• [Stated problem]:
Determine how many lines contain the string "Master", then reply with that figure only.

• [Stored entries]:
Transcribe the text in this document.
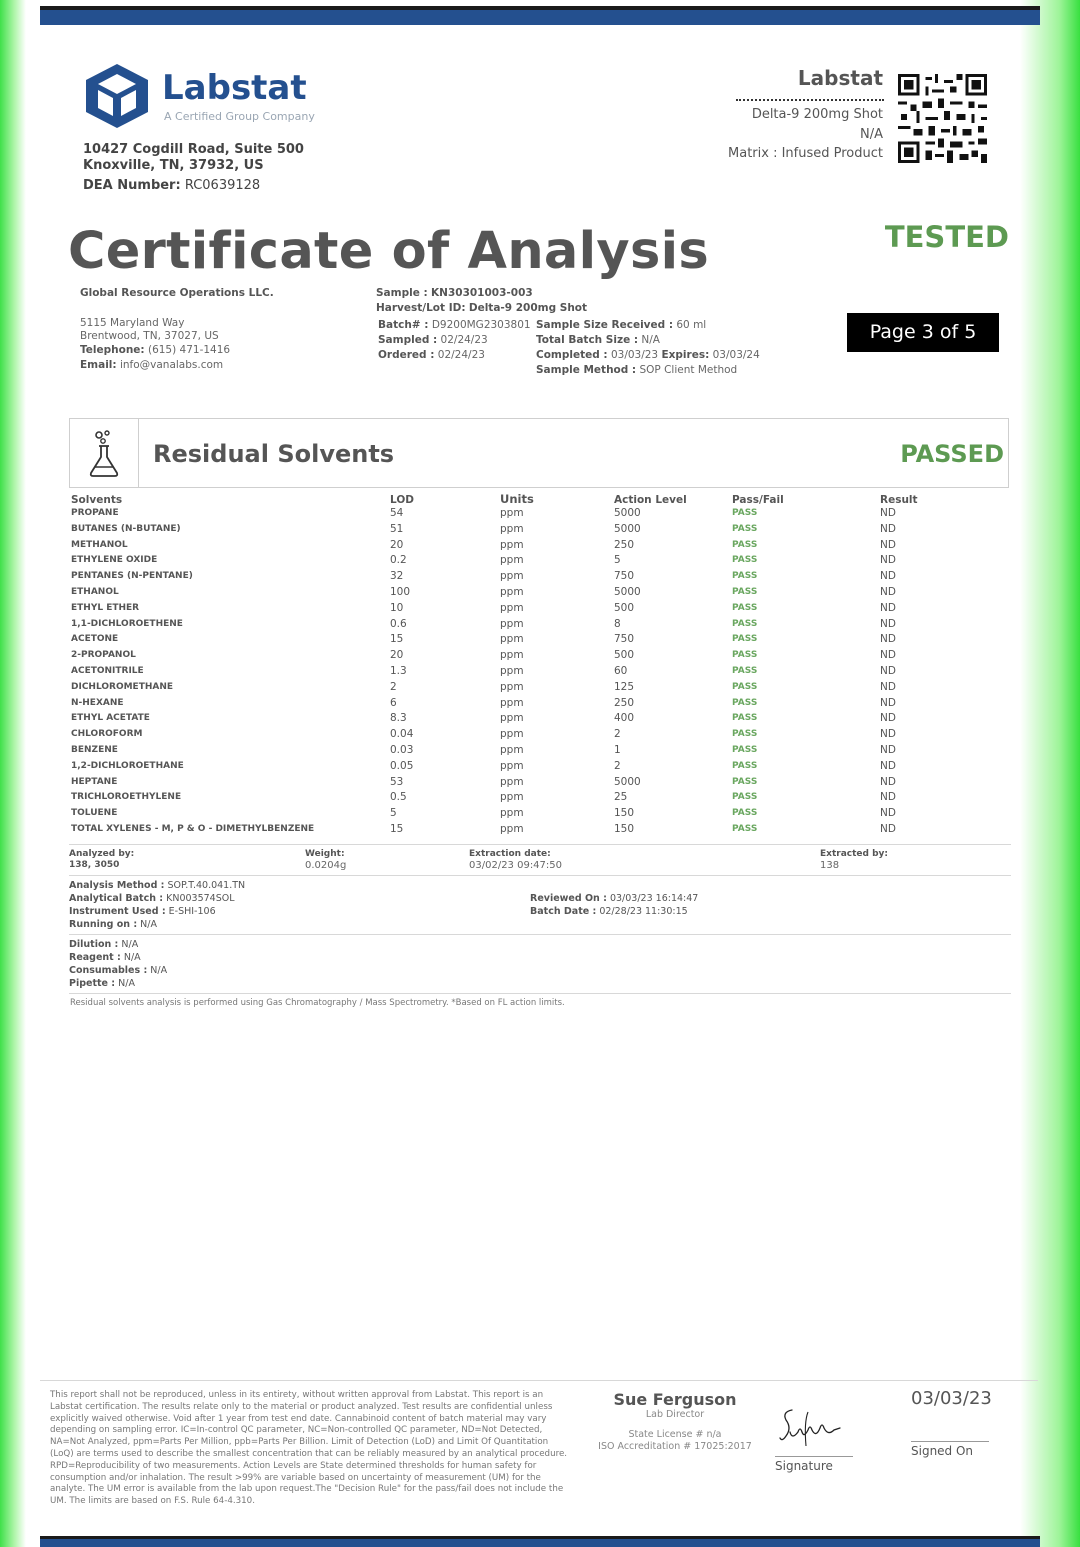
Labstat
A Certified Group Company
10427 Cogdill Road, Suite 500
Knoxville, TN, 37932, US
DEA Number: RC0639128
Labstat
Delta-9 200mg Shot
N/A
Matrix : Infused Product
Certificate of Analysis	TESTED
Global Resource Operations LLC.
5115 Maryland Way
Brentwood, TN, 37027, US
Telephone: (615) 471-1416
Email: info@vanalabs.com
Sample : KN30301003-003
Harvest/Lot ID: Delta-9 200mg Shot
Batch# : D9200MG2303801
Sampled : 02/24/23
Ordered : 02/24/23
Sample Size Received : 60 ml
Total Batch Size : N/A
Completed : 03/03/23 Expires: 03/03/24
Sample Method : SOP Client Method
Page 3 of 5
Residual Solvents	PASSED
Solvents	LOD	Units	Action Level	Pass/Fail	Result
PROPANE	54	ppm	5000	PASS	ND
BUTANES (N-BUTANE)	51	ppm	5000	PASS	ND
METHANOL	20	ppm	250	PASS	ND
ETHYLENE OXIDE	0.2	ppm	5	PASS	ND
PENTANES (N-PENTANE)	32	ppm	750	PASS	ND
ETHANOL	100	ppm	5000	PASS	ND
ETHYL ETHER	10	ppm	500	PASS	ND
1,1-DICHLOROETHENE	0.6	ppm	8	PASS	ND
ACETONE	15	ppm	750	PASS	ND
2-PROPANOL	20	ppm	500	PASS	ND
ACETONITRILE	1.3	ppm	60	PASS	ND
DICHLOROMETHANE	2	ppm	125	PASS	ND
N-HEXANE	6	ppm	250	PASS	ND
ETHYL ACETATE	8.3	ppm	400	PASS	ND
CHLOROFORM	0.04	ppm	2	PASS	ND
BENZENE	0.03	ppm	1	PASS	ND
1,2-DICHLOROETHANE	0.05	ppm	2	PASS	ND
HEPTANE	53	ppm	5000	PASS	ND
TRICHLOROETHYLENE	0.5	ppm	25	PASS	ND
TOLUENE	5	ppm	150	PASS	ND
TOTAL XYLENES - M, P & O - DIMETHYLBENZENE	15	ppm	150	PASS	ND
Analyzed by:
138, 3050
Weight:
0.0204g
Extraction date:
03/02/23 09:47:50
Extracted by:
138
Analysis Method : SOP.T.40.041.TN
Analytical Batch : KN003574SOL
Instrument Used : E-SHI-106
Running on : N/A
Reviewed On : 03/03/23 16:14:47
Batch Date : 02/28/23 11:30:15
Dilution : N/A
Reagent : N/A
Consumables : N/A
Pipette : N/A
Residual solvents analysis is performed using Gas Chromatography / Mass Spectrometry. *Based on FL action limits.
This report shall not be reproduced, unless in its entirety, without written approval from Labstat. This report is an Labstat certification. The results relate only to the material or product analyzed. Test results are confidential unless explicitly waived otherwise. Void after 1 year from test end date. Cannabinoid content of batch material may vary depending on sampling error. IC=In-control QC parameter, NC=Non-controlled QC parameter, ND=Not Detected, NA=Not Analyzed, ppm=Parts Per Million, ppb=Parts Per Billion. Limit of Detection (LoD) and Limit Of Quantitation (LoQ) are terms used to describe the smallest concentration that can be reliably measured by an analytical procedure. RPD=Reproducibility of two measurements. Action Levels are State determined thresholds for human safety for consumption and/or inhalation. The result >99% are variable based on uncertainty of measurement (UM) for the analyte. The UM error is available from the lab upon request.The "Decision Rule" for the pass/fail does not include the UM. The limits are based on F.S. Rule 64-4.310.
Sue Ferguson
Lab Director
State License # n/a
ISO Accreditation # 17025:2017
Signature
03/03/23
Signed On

---

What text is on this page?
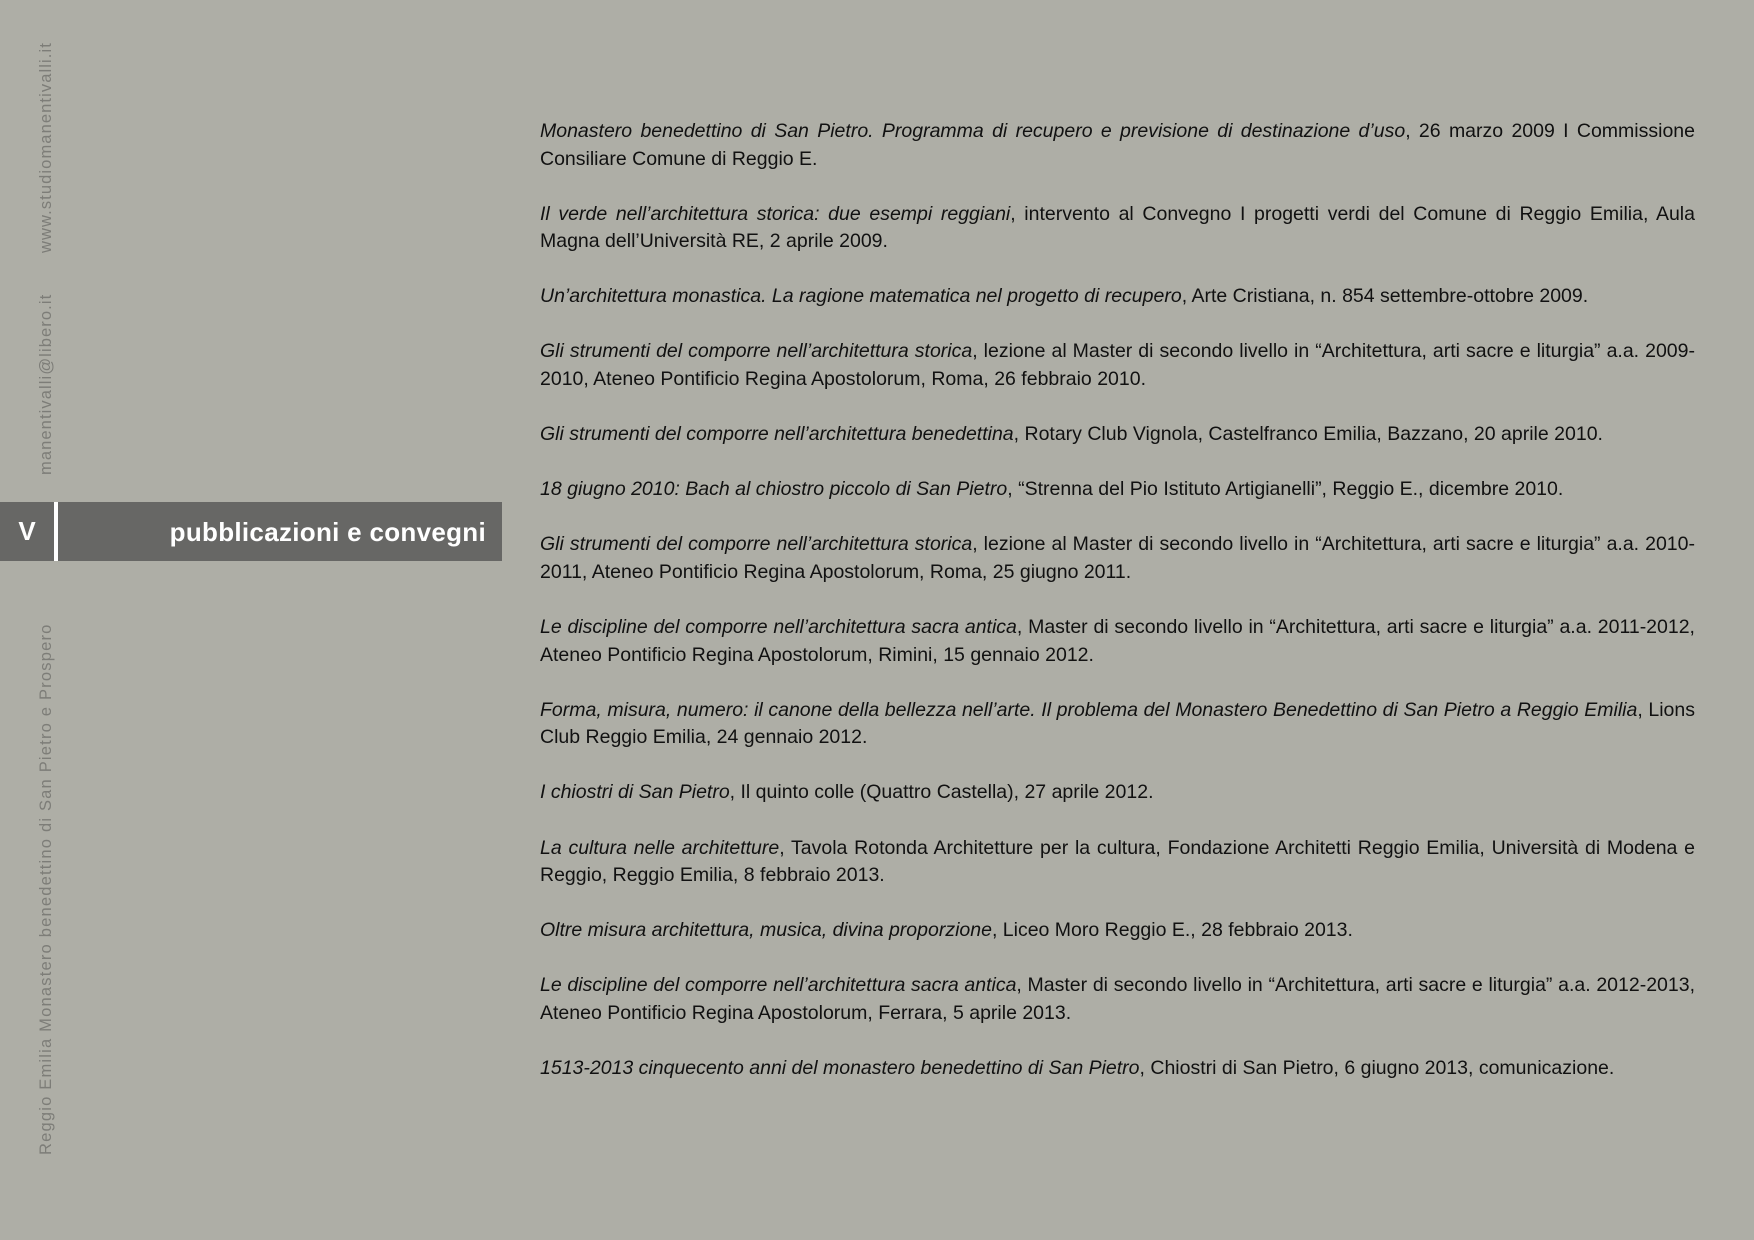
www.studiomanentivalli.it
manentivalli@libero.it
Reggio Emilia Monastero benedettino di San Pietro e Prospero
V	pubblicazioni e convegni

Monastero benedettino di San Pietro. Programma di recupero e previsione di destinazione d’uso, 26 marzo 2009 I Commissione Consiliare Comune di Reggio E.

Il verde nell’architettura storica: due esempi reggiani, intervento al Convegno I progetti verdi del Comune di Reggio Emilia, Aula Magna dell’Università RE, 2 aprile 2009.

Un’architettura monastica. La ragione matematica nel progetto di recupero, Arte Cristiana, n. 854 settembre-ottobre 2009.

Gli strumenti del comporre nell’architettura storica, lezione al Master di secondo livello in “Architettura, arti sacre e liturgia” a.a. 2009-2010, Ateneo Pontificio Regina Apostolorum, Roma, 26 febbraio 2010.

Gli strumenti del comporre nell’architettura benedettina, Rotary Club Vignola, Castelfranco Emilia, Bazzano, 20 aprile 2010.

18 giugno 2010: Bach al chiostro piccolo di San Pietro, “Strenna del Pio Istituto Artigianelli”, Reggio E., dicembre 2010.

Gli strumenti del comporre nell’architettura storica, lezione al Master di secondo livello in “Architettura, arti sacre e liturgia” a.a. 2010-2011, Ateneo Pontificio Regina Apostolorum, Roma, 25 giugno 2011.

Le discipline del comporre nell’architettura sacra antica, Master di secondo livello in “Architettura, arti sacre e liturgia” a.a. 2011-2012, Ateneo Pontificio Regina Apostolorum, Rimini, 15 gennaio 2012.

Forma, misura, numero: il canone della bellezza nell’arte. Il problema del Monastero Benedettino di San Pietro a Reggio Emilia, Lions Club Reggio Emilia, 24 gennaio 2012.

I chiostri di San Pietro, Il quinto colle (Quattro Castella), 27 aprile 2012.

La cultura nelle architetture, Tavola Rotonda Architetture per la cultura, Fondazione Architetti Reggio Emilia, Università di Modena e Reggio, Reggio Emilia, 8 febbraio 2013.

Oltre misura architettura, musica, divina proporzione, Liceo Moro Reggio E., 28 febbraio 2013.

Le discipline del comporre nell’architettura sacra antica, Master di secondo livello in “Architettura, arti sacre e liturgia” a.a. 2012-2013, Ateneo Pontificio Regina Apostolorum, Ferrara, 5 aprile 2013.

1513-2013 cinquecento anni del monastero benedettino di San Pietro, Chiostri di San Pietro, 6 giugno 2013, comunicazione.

• [Complete answer]:
4